### DIRECTIONS FOR THIS TASK
Filter the data for lines with the word "pueden", then copy every line so identified.

◇ ◇ ◇

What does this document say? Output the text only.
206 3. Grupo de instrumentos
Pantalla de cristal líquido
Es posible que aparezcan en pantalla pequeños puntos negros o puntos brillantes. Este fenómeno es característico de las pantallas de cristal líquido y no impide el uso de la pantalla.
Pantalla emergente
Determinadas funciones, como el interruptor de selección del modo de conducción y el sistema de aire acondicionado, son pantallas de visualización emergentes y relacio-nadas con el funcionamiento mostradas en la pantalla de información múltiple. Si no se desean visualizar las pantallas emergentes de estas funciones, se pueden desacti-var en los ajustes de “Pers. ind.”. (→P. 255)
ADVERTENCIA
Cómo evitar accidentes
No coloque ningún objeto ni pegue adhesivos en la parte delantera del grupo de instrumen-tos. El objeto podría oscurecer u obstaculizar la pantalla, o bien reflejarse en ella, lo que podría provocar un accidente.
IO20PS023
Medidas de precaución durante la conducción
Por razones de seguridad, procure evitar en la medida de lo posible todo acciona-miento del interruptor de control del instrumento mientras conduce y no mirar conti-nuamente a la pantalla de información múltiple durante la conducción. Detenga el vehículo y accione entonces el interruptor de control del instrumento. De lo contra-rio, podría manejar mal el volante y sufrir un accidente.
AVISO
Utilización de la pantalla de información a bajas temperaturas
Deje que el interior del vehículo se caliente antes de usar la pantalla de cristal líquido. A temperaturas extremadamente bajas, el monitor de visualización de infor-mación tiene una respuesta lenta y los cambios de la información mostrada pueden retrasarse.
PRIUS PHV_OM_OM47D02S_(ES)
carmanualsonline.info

◇ ◇ ◇

### FULL ANSWER
Determinadas funciones, como el interruptor de selección del modo de conducción y el sistema de aire acondicionado, son pantallas de visualización emergentes y relacio-nadas con el funcionamiento mostradas en la pantalla de información múltiple. Si no se desean visualizar las pantallas emergentes de estas funciones, se pueden desacti-var en los ajustes de “Pers. ind.”. (→P. 255)
Deje que el interior del vehículo se caliente antes de usar la pantalla de cristal líquido. A temperaturas extremadamente bajas, el monitor de visualización de infor-mación tiene una respuesta lenta y los cambios de la información mostrada pueden retrasarse.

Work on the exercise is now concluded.